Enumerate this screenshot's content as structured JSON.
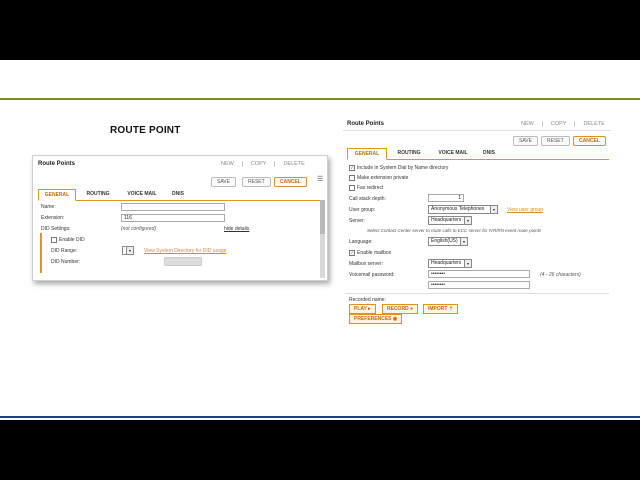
{
  "heading": "ROUTE POINT",
  "left_panel": {
    "title": "Route Points",
    "links": [
      "NEW",
      "COPY",
      "DELETE"
    ],
    "buttons": {
      "save": "SAVE",
      "reset": "RESET",
      "cancel": "CANCEL"
    },
    "tabs": [
      "GENERAL",
      "ROUTING",
      "VOICE MAIL",
      "DNIS"
    ],
    "fields": {
      "name_label": "Name:",
      "name_value": "",
      "extension_label": "Extension:",
      "extension_value": "116",
      "did_settings_label": "DID Settings:",
      "did_settings_value": "(not configured)",
      "hide_details": "hide details",
      "enable_did_label": "Enable DID",
      "did_range_label": "DID Range:",
      "did_directory_link": "View System Directory for DID usage",
      "did_number_label": "DID Number:"
    }
  },
  "right_panel": {
    "title": "Route Points",
    "links": [
      "NEW",
      "COPY",
      "DELETE"
    ],
    "buttons": {
      "save": "SAVE",
      "reset": "RESET",
      "cancel": "CANCEL"
    },
    "tabs": [
      "GENERAL",
      "ROUTING",
      "VOICE MAIL",
      "DNIS"
    ],
    "checks": {
      "include_dial": "Include in System Dial by Name directory",
      "make_private": "Make extension private",
      "fax_redirect": "Fax redirect"
    },
    "fields": {
      "call_stack_label": "Call stack depth:",
      "call_stack_value": "1",
      "user_group_label": "User group:",
      "user_group_value": "Anonymous Telephones",
      "view_user_group": "View user group",
      "server_label": "Server:",
      "server_value": "Headquarters",
      "server_note": "Select Contact Center server to route calls to ECC server for IVR/RN event route points",
      "language_label": "Language:",
      "language_value": "English(US)",
      "enable_mailbox": "Enable mailbox",
      "mailbox_server_label": "Mailbox server:",
      "mailbox_server_value": "Headquarters",
      "vm_password_label": "Voicemail password:",
      "vm_password_value": "••••••••",
      "vm_password_confirm": "••••••••",
      "vm_password_hint": "(4 - 26 characters)",
      "recorded_name_label": "Recorded name:"
    },
    "bottom_buttons": {
      "play": "PLAY ▸",
      "record": "RECORD ●",
      "import": "IMPORT ⇡",
      "preferences": "PREFERENCES ◉"
    }
  }
}
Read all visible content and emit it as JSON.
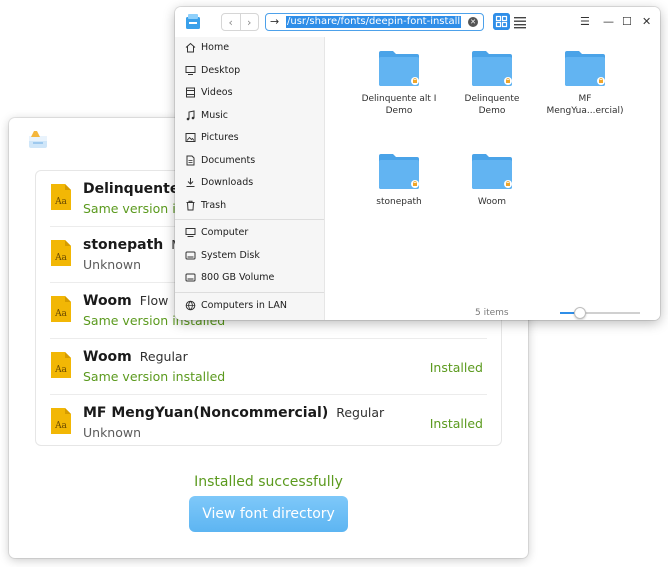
{
  "installer": {
    "fonts": [
      {
        "name": "Delinquente l",
        "style": "",
        "status": "Same version installed",
        "status_color": "green",
        "action": ""
      },
      {
        "name": "stonepath",
        "style": "Me",
        "status": "Unknown",
        "status_color": "gray",
        "action": ""
      },
      {
        "name": "Woom",
        "style": "Flow",
        "status": "Same version installed",
        "status_color": "green",
        "action": ""
      },
      {
        "name": "Woom",
        "style": "Regular",
        "status": "Same version installed",
        "status_color": "green",
        "action": "Installed"
      },
      {
        "name": "MF MengYuan(Noncommercial)",
        "style": "Regular",
        "status": "Unknown",
        "status_color": "gray",
        "action": "Installed"
      }
    ],
    "success_message": "Installed successfully",
    "view_button": "View font directory",
    "file_icon_text": "Aa"
  },
  "file_manager": {
    "address": "/usr/share/fonts/deepin-font-install",
    "nav_back": "‹",
    "nav_forward": "›",
    "address_arrow": "→",
    "sidebar": [
      {
        "label": "Home",
        "icon": "home-icon"
      },
      {
        "label": "Desktop",
        "icon": "desktop-icon"
      },
      {
        "label": "Videos",
        "icon": "videos-icon"
      },
      {
        "label": "Music",
        "icon": "music-icon"
      },
      {
        "label": "Pictures",
        "icon": "pictures-icon"
      },
      {
        "label": "Documents",
        "icon": "documents-icon"
      },
      {
        "label": "Downloads",
        "icon": "downloads-icon"
      },
      {
        "label": "Trash",
        "icon": "trash-icon"
      },
      {
        "label": "Computer",
        "icon": "computer-icon"
      },
      {
        "label": "System Disk",
        "icon": "disk-icon"
      },
      {
        "label": "800 GB Volume",
        "icon": "disk-icon"
      },
      {
        "label": "Computers in LAN",
        "icon": "network-icon"
      }
    ],
    "folders": [
      {
        "line1": "Delinquente alt I",
        "line2": "Demo"
      },
      {
        "line1": "Delinquente",
        "line2": "Demo"
      },
      {
        "line1": "MF",
        "line2": "MengYua...ercial)"
      },
      {
        "line1": "stonepath",
        "line2": ""
      },
      {
        "line1": "Woom",
        "line2": ""
      }
    ],
    "item_count": "5 items",
    "zoom_level": 0.25,
    "colors": {
      "accent": "#2f8ee8",
      "folder": "#62b4f2",
      "folder_tab": "#4aa3e8",
      "installed_green": "#5b9a1e"
    }
  }
}
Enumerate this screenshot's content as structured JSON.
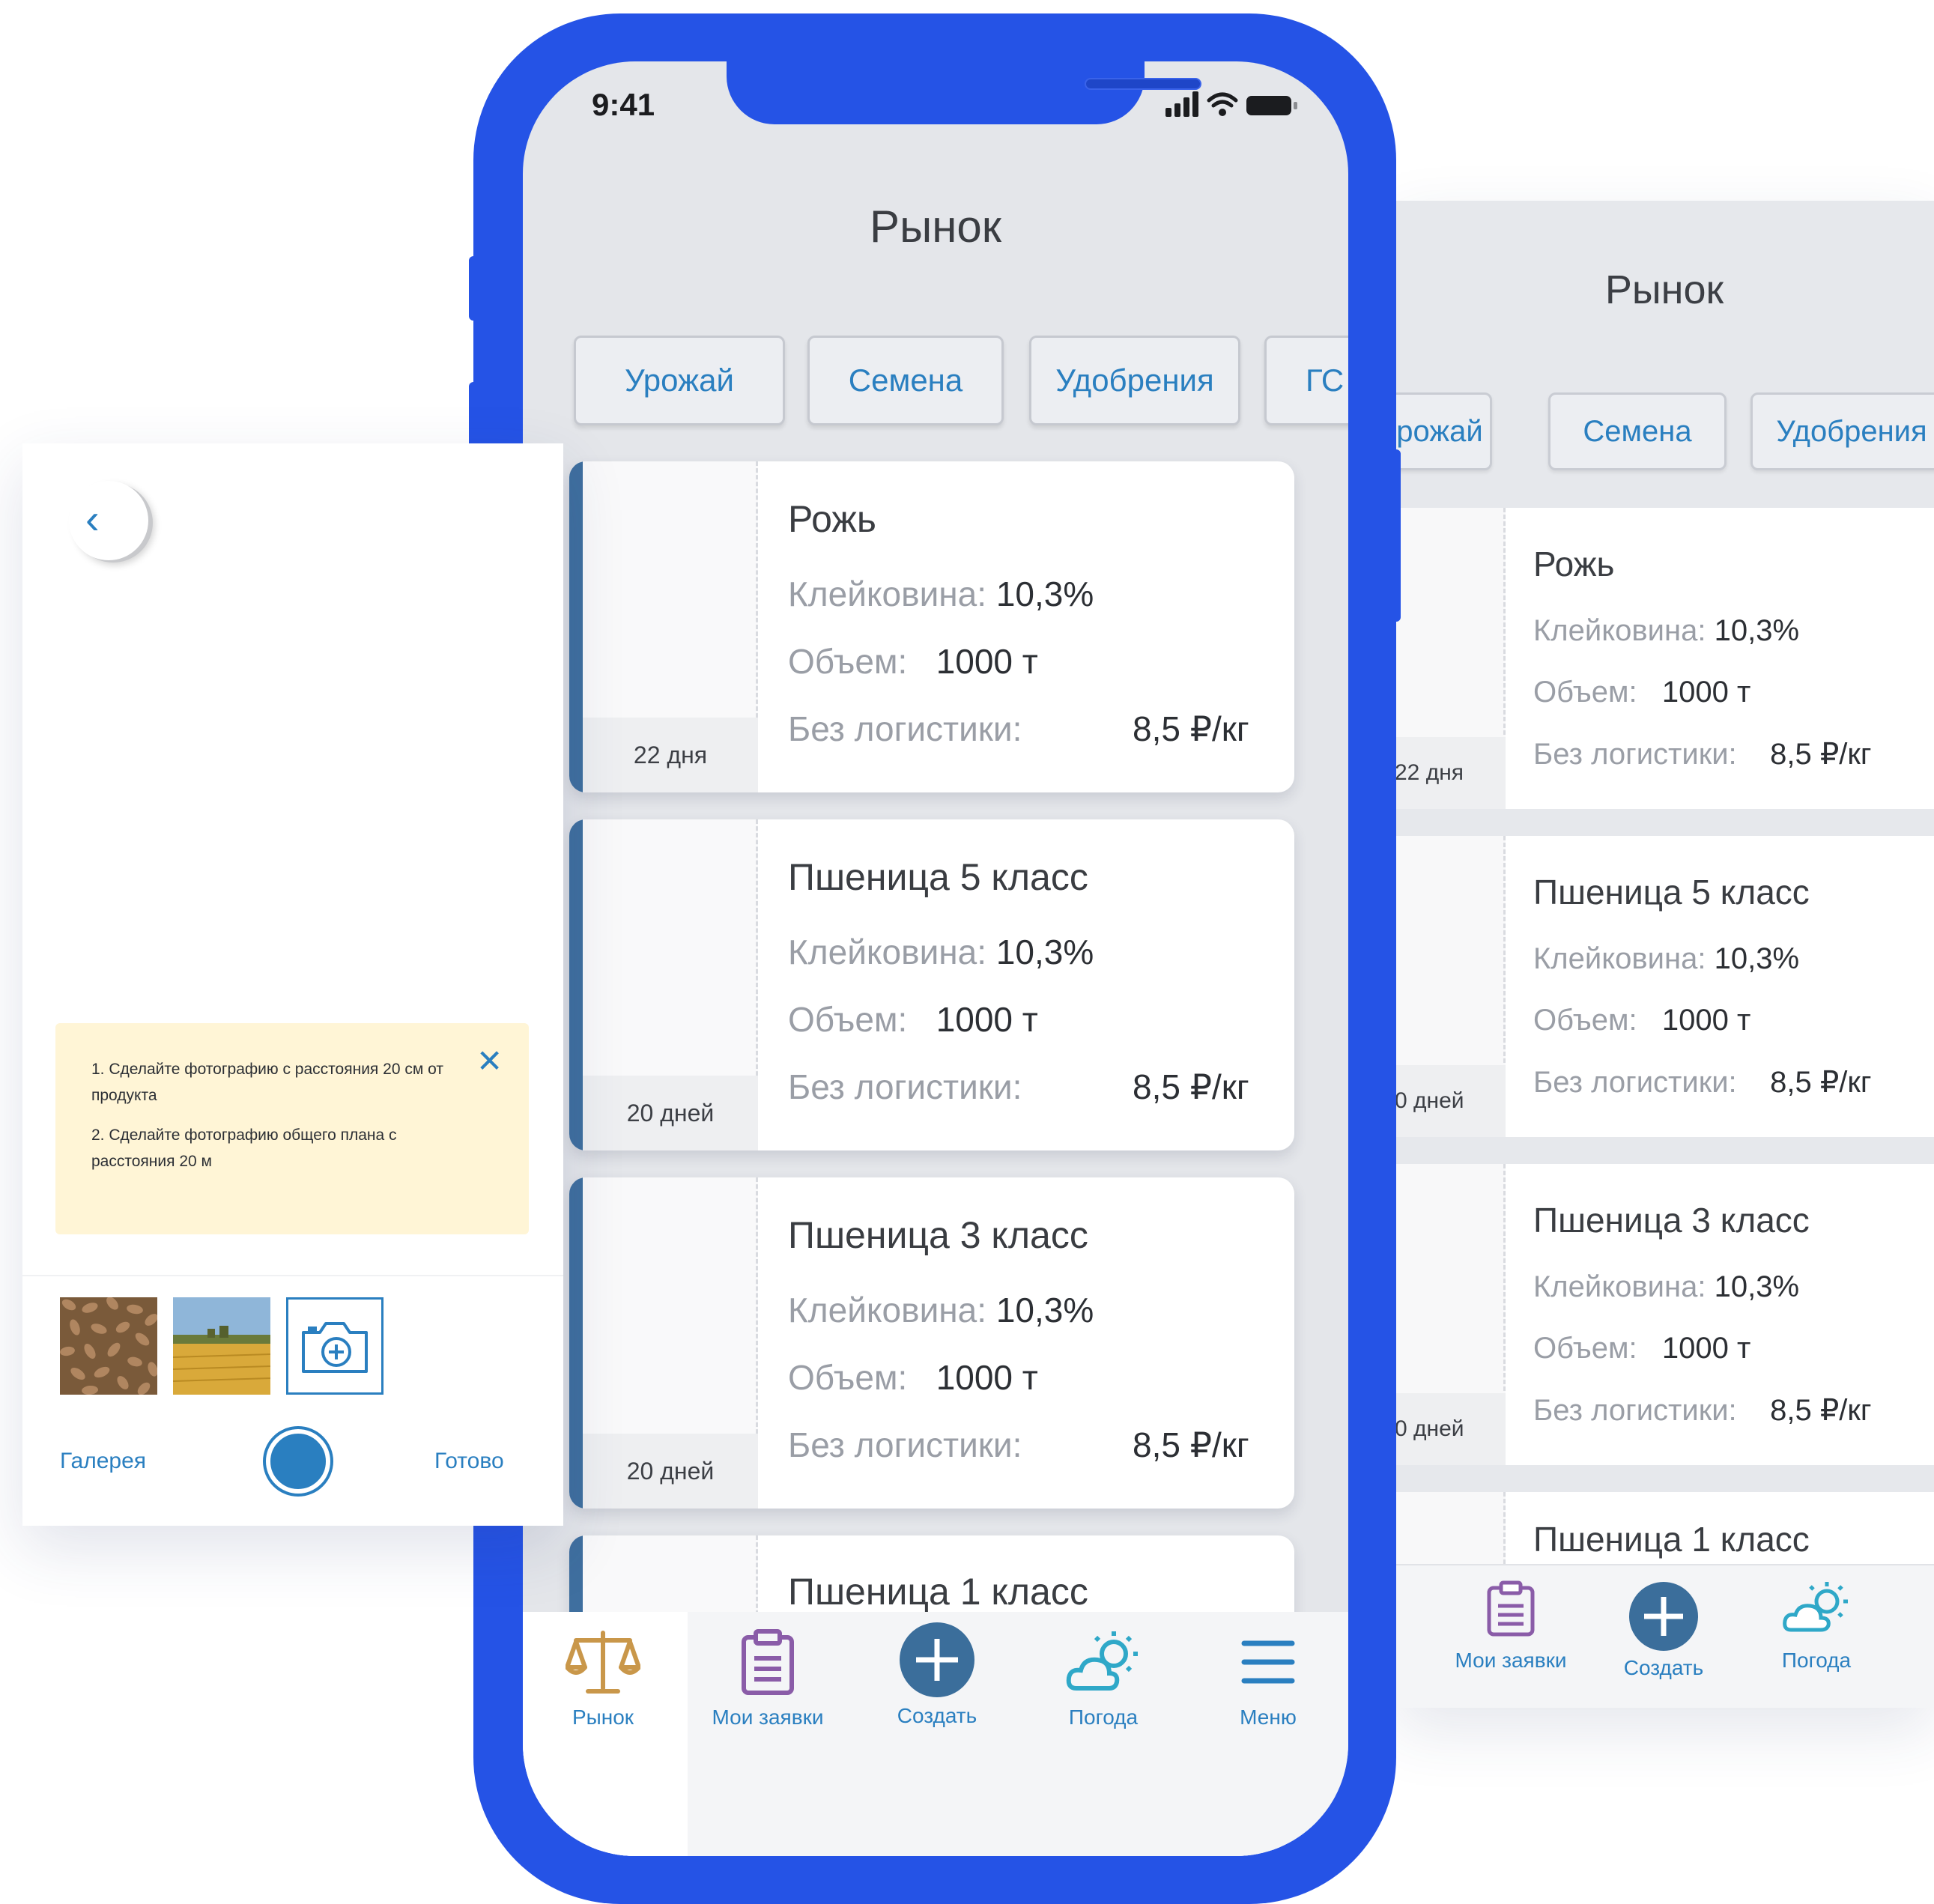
{
  "phone": {
    "status_time": "9:41",
    "title": "Рынок",
    "tabs": [
      "Урожай",
      "Семена",
      "Удобрения",
      "ГС"
    ],
    "cards": [
      {
        "name": "Рожь",
        "days": "22 дня",
        "gluten_label": "Клейковина:",
        "gluten": "10,3%",
        "volume_label": "Объем:",
        "volume": "1000 т",
        "logistics_label": "Без логистики:",
        "price": "8,5 ₽/кг"
      },
      {
        "name": "Пшеница 5 класс",
        "days": "20 дней",
        "gluten_label": "Клейковина:",
        "gluten": "10,3%",
        "volume_label": "Объем:",
        "volume": "1000 т",
        "logistics_label": "Без логистики:",
        "price": "8,5 ₽/кг"
      },
      {
        "name": "Пшеница 3 класс",
        "days": "20 дней",
        "gluten_label": "Клейковина:",
        "gluten": "10,3%",
        "volume_label": "Объем:",
        "volume": "1000 т",
        "logistics_label": "Без логистики:",
        "price": "8,5 ₽/кг"
      },
      {
        "name": "Пшеница 1 класс"
      }
    ],
    "nav": [
      {
        "label": "Рынок",
        "icon": "scales-icon",
        "active": true
      },
      {
        "label": "Мои заявки",
        "icon": "clipboard-icon"
      },
      {
        "label": "Создать",
        "icon": "plus-circle-icon"
      },
      {
        "label": "Погода",
        "icon": "weather-icon"
      },
      {
        "label": "Меню",
        "icon": "menu-icon"
      }
    ]
  },
  "background_screen": {
    "title": "Рынок",
    "tabs": [
      "рожай",
      "Семена",
      "Удобрения"
    ],
    "cards": [
      {
        "name": "Рожь",
        "days": "22 дня",
        "gluten_label": "Клейковина:",
        "gluten": "10,3%",
        "volume_label": "Объем:",
        "volume": "1000 т",
        "logistics_label": "Без логистики:",
        "price": "8,5 ₽/кг"
      },
      {
        "name": "Пшеница 5 класс",
        "days": "0 дней",
        "gluten_label": "Клейковина:",
        "gluten": "10,3%",
        "volume_label": "Объем:",
        "volume": "1000 т",
        "logistics_label": "Без логистики:",
        "price": "8,5 ₽/кг"
      },
      {
        "name": "Пшеница 3 класс",
        "days": "0 дней",
        "gluten_label": "Клейковина:",
        "gluten": "10,3%",
        "volume_label": "Объем:",
        "volume": "1000 т",
        "logistics_label": "Без логистики:",
        "price": "8,5 ₽/кг"
      },
      {
        "name": "Пшеница 1 класс"
      }
    ],
    "nav": [
      {
        "label": "Мои заявки",
        "icon": "clipboard-icon"
      },
      {
        "label": "Создать",
        "icon": "plus-circle-icon"
      },
      {
        "label": "Погода",
        "icon": "weather-icon"
      }
    ]
  },
  "camera_panel": {
    "hint_1": "1. Сделайте фотографию с расстояния 20 см от продукта",
    "hint_2": "2. Сделайте фотографию общего плана с расстояния 20 м",
    "gallery_label": "Галерея",
    "done_label": "Готово"
  },
  "colors": {
    "phone_frame": "#2553e6",
    "accent_blue": "#2a7fc0",
    "card_accent": "#3f6f9f",
    "create_button": "#3b6e9b",
    "scales_icon": "#c9974a",
    "clipboard_icon": "#8a5ca8",
    "weather_icon": "#2fa8c8",
    "hint_background": "#fff5d6"
  }
}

────────────────

**Required task**
Show the lines of the records that contain the word "Delinquente".

**Result**
        "name": "Delinquente l",
        "line1": "Delinquente alt I",
        "line1": "Delinquente",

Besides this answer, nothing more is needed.